## Extracted data entries
◇ ◇ ◇ ◇ ◇ ◇ ◇

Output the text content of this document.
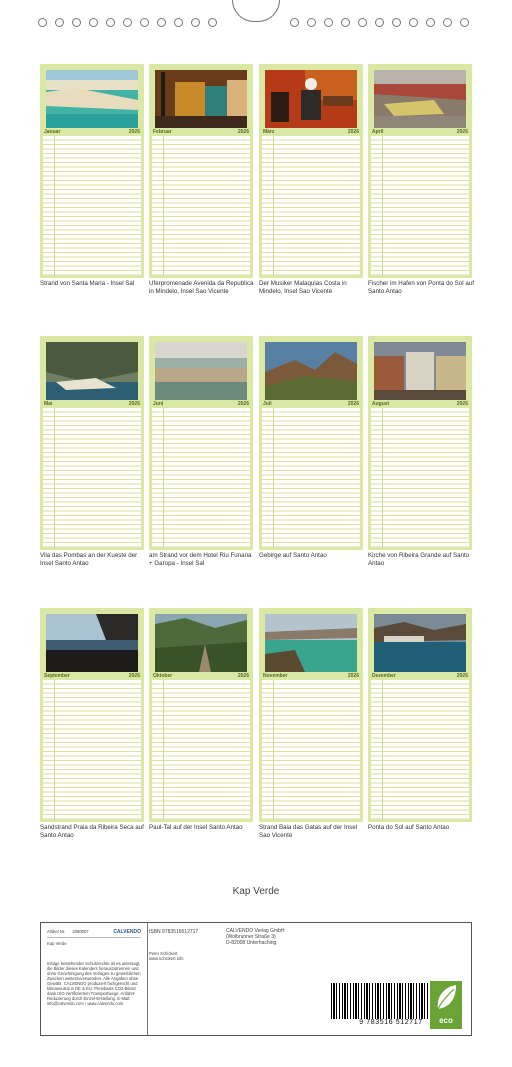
Januar	2026
Strand von Santa Maria - Insel Sal
Februar	2026
Uferpromenade Avenida da Republica in Mindelo, Insel Sao Vicente
März	2026
Der Musiker Malaquias Costa in Mindelo, Insel Sao Vicente
April	2026
Fischer im Hafen von Ponta do Sol auf Santo Antao
Mai	2026
Vila das Pombas an der Kueste der Insel Santo Antao
Juni	2026
am Strand vor dem Hotel Riu Funana + Garopa - Insel Sal
Juli	2026
Gebirge auf Santo Antao
August	2026
Kirche von Ribeira Grande auf Santo Antao
September	2026
Sandstrand Praia da Ribeira Seca auf Santo Antao
Oktober	2026
Paul-Tal auf der Insel Santo Antao
November	2026
Strand Baia das Gatas auf der Insel Sao Vicente
Dezember	2026
Ponta do Sol auf Santo Antao
Kap Verde
Artikel Nr. 2060007	CALVENDO
Kap Verde
Infolge bestehender Schutzrechte ist es untersagt, die Bilder dieses Kalenders herauszutrennen und ohne Genehmigung des Verlages zu gewerblichen Zwecken weiterzuverwenden. Alle Angaben ohne Gewähr. CALVENDO produziert fachgerecht und klimaneutral in DE & EU. Preisbasis CO2-Bilanz dank ISO-zertifiziertem Transportwege. Anfahrt-Reduzierung durch Einzel-Erstellung. E-Mail: info@calvendo.com / www.calvendo.com
ISBN 9783516512717
Peter Schickert
www.schickert.info
CALVENDO Verlag GmbH
(Wolbrunner Straße 3)
D-82008 Unterhaching
9 783516 512717	eco
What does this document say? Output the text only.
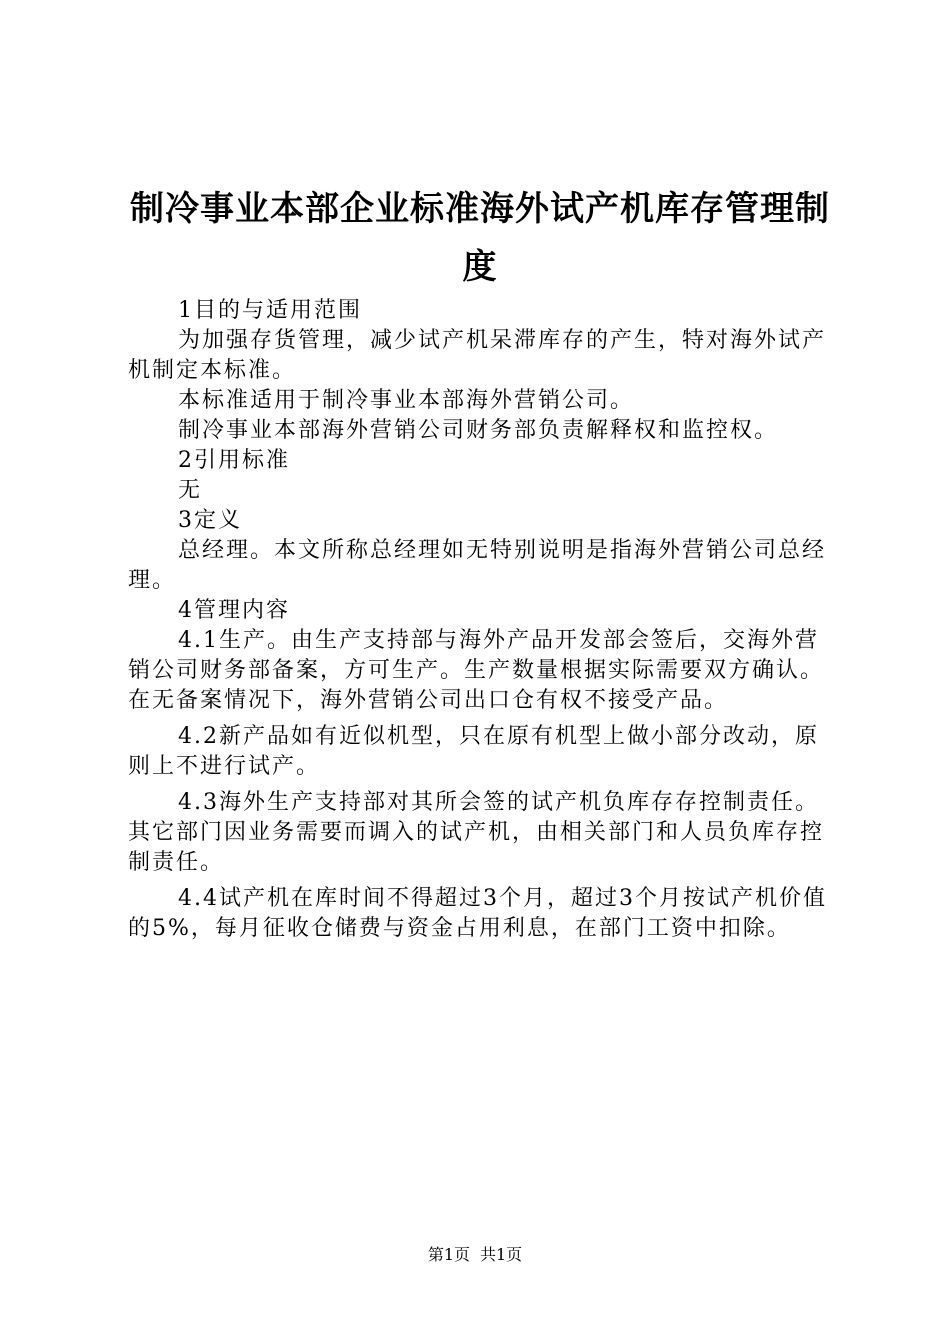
制冷事业本部企业标准海外试产机库存管理制度

1目的与适用范围

为加强存货管理，减少试产机呆滞库存的产生，特对海外试产机制定本标准。

本标准适用于制冷事业本部海外营销公司。

制冷事业本部海外营销公司财务部负责解释权和监控权。

2引用标准

无

3定义

总经理。本文所称总经理如无特别说明是指海外营销公司总经理。

4管理内容

4.1生产。由生产支持部与海外产品开发部会签后，交海外营销公司财务部备案，方可生产。生产数量根据实际需要双方确认。在无备案情况下，海外营销公司出口仓有权不接受产品。

4.2新产品如有近似机型，只在原有机型上做小部分改动，原则上不进行试产。

4.3海外生产支持部对其所会签的试产机负库存存控制责任。其它部门因业务需要而调入的试产机，由相关部门和人员负库存控制责任。

4.4试产机在库时间不得超过3个月，超过3个月按试产机价值的5%，每月征收仓储费与资金占用利息，在部门工资中扣除。

第1页 共1页
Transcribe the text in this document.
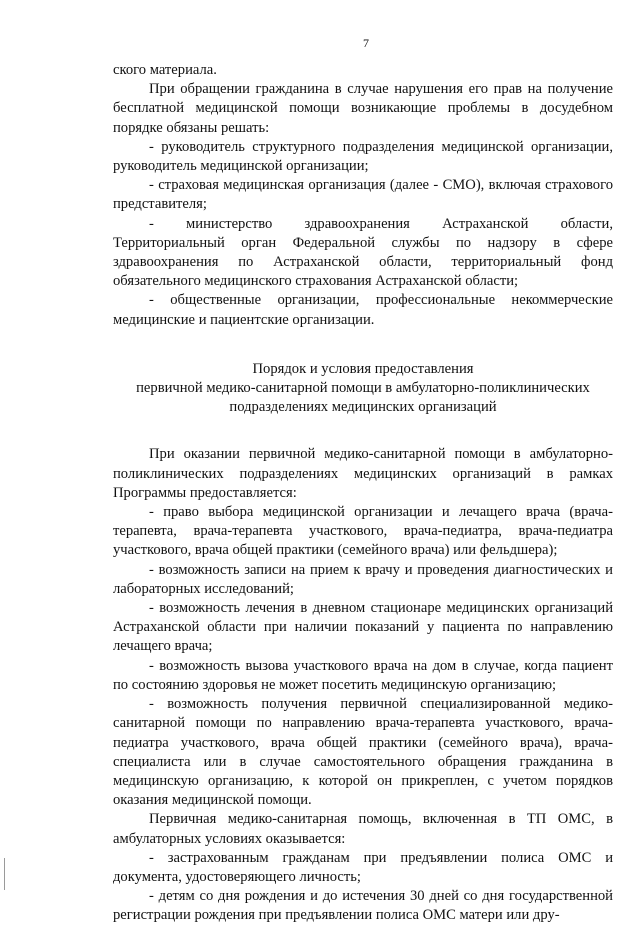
7

ского материала.

При обращении гражданина в случае нарушения его прав на получение бесплатной медицинской помощи возникающие проблемы в досудебном порядке обязаны решать:

- руководитель структурного подразделения медицинской организации, руководитель медицинской организации;

- страховая медицинская организация (далее - СМО), включая страхового представителя;

- министерство здравоохранения Астраханской области, Территориальный орган Федеральной службы по надзору в сфере здравоохранения по Астраханской области, территориальный фонд обязательного медицинского страхования Астраханской области;

- общественные организации, профессиональные некоммерческие медицинские и пациентские организации.

Порядок и условия предоставления
первичной медико-санитарной помощи в амбулаторно-поликлинических
подразделениях медицинских организаций

При оказании первичной медико-санитарной помощи в амбулаторно-поликлинических подразделениях медицинских организаций в рамках Программы предоставляется:

- право выбора медицинской организации и лечащего врача (врача-терапевта, врача-терапевта участкового, врача-педиатра, врача-педиатра участкового, врача общей практики (семейного врача) или фельдшера);

- возможность записи на прием к врачу и проведения диагностических и лабораторных исследований;

- возможность лечения в дневном стационаре медицинских организаций Астраханской области при наличии показаний у пациента по направлению лечащего врача;

- возможность вызова участкового врача на дом в случае, когда пациент по состоянию здоровья не может посетить медицинскую организацию;

- возможность получения первичной специализированной медико-санитарной помощи по направлению врача-терапевта участкового, врача-педиатра участкового, врача общей практики (семейного врача), врача-специалиста или в случае самостоятельного обращения гражданина в медицинскую организацию, к которой он прикреплен, с учетом порядков оказания медицинской помощи.

Первичная медико-санитарная помощь, включенная в ТП ОМС, в амбулаторных условиях оказывается:

- застрахованным гражданам при предъявлении полиса ОМС и документа, удостоверяющего личность;

- детям со дня рождения и до истечения 30 дней со дня государственной регистрации рождения при предъявлении полиса ОМС матери или дру-
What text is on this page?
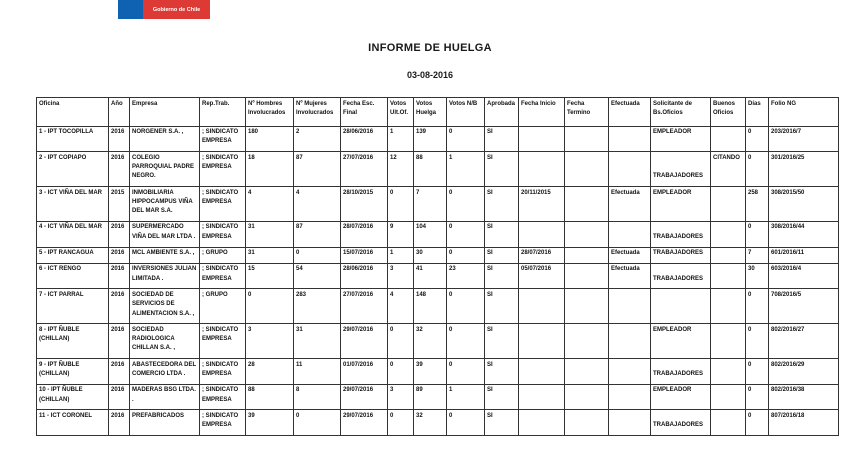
Gobierno de Chile
INFORME DE HUELGA
03-08-2016
Oficina	Año	Empresa	Rep.Trab.	Nº Hombres Involucrados	Nº Mujeres Involucrados	Fecha Esc. Final	Votos Ult.Of.	Votos Huelga	Votos N/B	Aprobada	Fecha Inicio	Fecha Termino	Efectuada	Solicitante de Bs.Oficios	Buenos Oficios	Días	Folio NG
1 - IPT TOCOPILLA	2016	NORGENER S.A. ,	; SINDICATO EMPRESA	180	2	28/06/2016	1	139	0	SI				EMPLEADOR		0	203/2016/7
2 - IPT COPIAPO	2016	COLEGIO PARROQUIAL PADRE NEGRO.	; SINDICATO EMPRESA	18	87	27/07/2016	12	88	1	SI				TRABAJADORES	CITANDO	0	301/2016/25
3 - ICT VIÑA DEL MAR	2015	INMOBILIARIA HIPPOCAMPUS VIÑA DEL MAR S.A.	; SINDICATO EMPRESA	4	4	28/10/2015	0	7	0	SI	20/11/2015		Efectuada	EMPLEADOR		258	308/2015/50
4 - ICT VIÑA DEL MAR	2016	SUPERMERCADO VIÑA DEL MAR LTDA .	; SINDICATO EMPRESA	31	87	28/07/2016	9	104	0	SI				TRABAJADORES		0	308/2016/44
5 - IPT RANCAGUA	2016	MCL AMBIENTE S.A. ,	; GRUPO	31	0	15/07/2016	1	30	0	SI	28/07/2016		Efectuada	TRABAJADORES		7	601/2016/11
6 - ICT RENGO	2016	INVERSIONES JULIAN LIMITADA .	; SINDICATO EMPRESA	15	54	28/06/2016	3	41	23	SI	05/07/2016		Efectuada	TRABAJADORES		30	603/2016/4
7 - ICT PARRAL	2016	SOCIEDAD DE SERVICIOS DE ALIMENTACION S.A. ,	; GRUPO	0	283	27/07/2016	4	148	0	SI						0	708/2016/5
8 - IPT ÑUBLE (CHILLAN)	2016	SOCIEDAD RADIOLOGICA CHILLAN S.A. ,	; SINDICATO EMPRESA	3	31	29/07/2016	0	32	0	SI				EMPLEADOR		0	802/2016/27
9 - IPT ÑUBLE (CHILLAN)	2016	ABASTECEDORA DEL COMERCIO LTDA .	; SINDICATO EMPRESA	28	11	01/07/2016	0	39	0	SI				TRABAJADORES		0	802/2016/29
10 - IPT ÑUBLE (CHILLAN)	2016	MADERAS BSG LTDA. .	; SINDICATO EMPRESA	88	8	29/07/2016	3	89	1	SI				EMPLEADOR		0	802/2016/38
11 - ICT CORONEL	2016	PREFABRICADOS	; SINDICATO EMPRESA	39	0	29/07/2016	0	32	0	SI				TRABAJADORES		0	807/2016/18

◇ ◇ ◇ ◇ ◇ ◇ ◇

## TASK REQUIREMENTS
All of the entries above should be copied exactly, except for the pictures.

## THE SOLUTION
Output the text content of this document.
Januar	2026
Strand von Santa Maria - Insel Sal
Februar	2026
Uferpromenade Avenida da Republica in Mindelo, Insel Sao Vicente
März	2026
Der Musiker Malaquias Costa in Mindelo, Insel Sao Vicente
April	2026
Fischer im Hafen von Ponta do Sol auf Santo Antao
Mai	2026
Vila das Pombas an der Kueste der Insel Santo Antao
Juni	2026
am Strand vor dem Hotel Riu Funana + Garopa - Insel Sal
Juli	2026
Gebirge auf Santo Antao
August	2026
Kirche von Ribeira Grande auf Santo Antao
September	2026
Sandstrand Praia da Ribeira Seca auf Santo Antao
Oktober	2026
Paul-Tal auf der Insel Santo Antao
November	2026
Strand Baia das Gatas auf der Insel Sao Vicente
Dezember	2026
Ponta do Sol auf Santo Antao
Kap Verde
Artikel Nr. 2060007	CALVENDO
Kap Verde
Infolge bestehender Schutzrechte ist es untersagt, die Bilder dieses Kalenders herauszutrennen und ohne Genehmigung des Verlages zu gewerblichen Zwecken weiterzuverwenden. Alle Angaben ohne Gewähr. CALVENDO produziert fachgerecht und klimaneutral in DE & EU. Preisbasis CO2-Bilanz dank ISO-zertifiziertem Transportwege. Anfahrt-Reduzierung durch Einzel-Erstellung. E-Mail: info@calvendo.com / www.calvendo.com
ISBN 9783516512717
Peter Schickert
www.schickert.info
CALVENDO Verlag GmbH
(Wolbrunner Straße 3)
D-82008 Unterhaching
9 783516 512717	eco
What does this document say? Output the text only.
制冷事业本部企业标准海外试产机库存管理制度

1目的与适用范围

为加强存货管理，减少试产机呆滞库存的产生，特对海外试产机制定本标准。

本标准适用于制冷事业本部海外营销公司。

制冷事业本部海外营销公司财务部负责解释权和监控权。

2引用标准

无

3定义

总经理。本文所称总经理如无特别说明是指海外营销公司总经理。

4管理内容

4.1生产。由生产支持部与海外产品开发部会签后，交海外营销公司财务部备案，方可生产。生产数量根据实际需要双方确认。在无备案情况下，海外营销公司出口仓有权不接受产品。

4.2新产品如有近似机型，只在原有机型上做小部分改动，原则上不进行试产。

4.3海外生产支持部对其所会签的试产机负库存存控制责任。其它部门因业务需要而调入的试产机，由相关部门和人员负库存控制责任。

4.4试产机在库时间不得超过3个月，超过3个月按试产机价值的5%，每月征收仓储费与资金占用利息，在部门工资中扣除。

第1页 共1页
Transcribe the text in this document.
7

ского материала.

При обращении гражданина в случае нарушения его прав на получение бесплатной медицинской помощи возникающие проблемы в досудебном порядке обязаны решать:

- руководитель структурного подразделения медицинской организации, руководитель медицинской организации;

- страховая медицинская организация (далее - СМО), включая страхового представителя;

- министерство здравоохранения Астраханской области, Территориальный орган Федеральной службы по надзору в сфере здравоохранения по Астраханской области, территориальный фонд обязательного медицинского страхования Астраханской области;

- общественные организации, профессиональные некоммерческие медицинские и пациентские организации.

Порядок и условия предоставления
первичной медико-санитарной помощи в амбулаторно-поликлинических
подразделениях медицинских организаций

При оказании первичной медико-санитарной помощи в амбулаторно-поликлинических подразделениях медицинских организаций в рамках Программы предоставляется:

- право выбора медицинской организации и лечащего врача (врача-терапевта, врача-терапевта участкового, врача-педиатра, врача-педиатра участкового, врача общей практики (семейного врача) или фельдшера);

- возможность записи на прием к врачу и проведения диагностических и лабораторных исследований;

- возможность лечения в дневном стационаре медицинских организаций Астраханской области при наличии показаний у пациента по направлению лечащего врача;

- возможность вызова участкового врача на дом в случае, когда пациент по состоянию здоровья не может посетить медицинскую организацию;

- возможность получения первичной специализированной медико-санитарной помощи по направлению врача-терапевта участкового, врача-педиатра участкового, врача общей практики (семейного врача), врача-специалиста или в случае самостоятельного обращения гражданина в медицинскую организацию, к которой он прикреплен, с учетом порядков оказания медицинской помощи.

Первичная медико-санитарная помощь, включенная в ТП ОМС, в амбулаторных условиях оказывается:

- застрахованным гражданам при предъявлении полиса ОМС и документа, удостоверяющего личность;

- детям со дня рождения и до истечения 30 дней со дня государственной регистрации рождения при предъявлении полиса ОМС матери или дру-
What text is on this page?
Gobierno de Chile
INFORME DE HUELGA
03-08-2016
Oficina	Año	Empresa	Rep.Trab.	Nº Hombres Involucrados	Nº Mujeres Involucrados	Fecha Esc. Final	Votos Ult.Of.	Votos Huelga	Votos N/B	Aprobada	Fecha Inicio	Fecha Termino	Efectuada	Solicitante de Bs.Oficios	Buenos Oficios	Días	Folio NG
1 - IPT TOCOPILLA	2016	NORGENER S.A. ,	; SINDICATO EMPRESA	180	2	28/06/2016	1	139	0	SI				EMPLEADOR		0	203/2016/7
2 - IPT COPIAPO	2016	COLEGIO PARROQUIAL PADRE NEGRO.	; SINDICATO EMPRESA	18	87	27/07/2016	12	88	1	SI				TRABAJADORES	CITANDO	0	301/2016/25
3 - ICT VIÑA DEL MAR	2015	INMOBILIARIA HIPPOCAMPUS VIÑA DEL MAR S.A.	; SINDICATO EMPRESA	4	4	28/10/2015	0	7	0	SI	20/11/2015		Efectuada	EMPLEADOR		258	308/2015/50
4 - ICT VIÑA DEL MAR	2016	SUPERMERCADO VIÑA DEL MAR LTDA .	; SINDICATO EMPRESA	31	87	28/07/2016	9	104	0	SI				TRABAJADORES		0	308/2016/44
5 - IPT RANCAGUA	2016	MCL AMBIENTE S.A. ,	; GRUPO	31	0	15/07/2016	1	30	0	SI	28/07/2016		Efectuada	TRABAJADORES		7	601/2016/11
6 - ICT RENGO	2016	INVERSIONES JULIAN LIMITADA .	; SINDICATO EMPRESA	15	54	28/06/2016	3	41	23	SI	05/07/2016		Efectuada	TRABAJADORES		30	603/2016/4
7 - ICT PARRAL	2016	SOCIEDAD DE SERVICIOS DE ALIMENTACION S.A. ,	; GRUPO	0	283	27/07/2016	4	148	0	SI						0	708/2016/5
8 - IPT ÑUBLE (CHILLAN)	2016	SOCIEDAD RADIOLOGICA CHILLAN S.A. ,	; SINDICATO EMPRESA	3	31	29/07/2016	0	32	0	SI				EMPLEADOR		0	802/2016/27
9 - IPT ÑUBLE (CHILLAN)	2016	ABASTECEDORA DEL COMERCIO LTDA .	; SINDICATO EMPRESA	28	11	01/07/2016	0	39	0	SI				TRABAJADORES		0	802/2016/29
10 - IPT ÑUBLE (CHILLAN)	2016	MADERAS BSG LTDA. .	; SINDICATO EMPRESA	88	8	29/07/2016	3	89	1	SI				EMPLEADOR		0	802/2016/38
11 - ICT CORONEL	2016	PREFABRICADOS	; SINDICATO EMPRESA	39	0	29/07/2016	0	32	0	SI				TRABAJADORES		0	807/2016/18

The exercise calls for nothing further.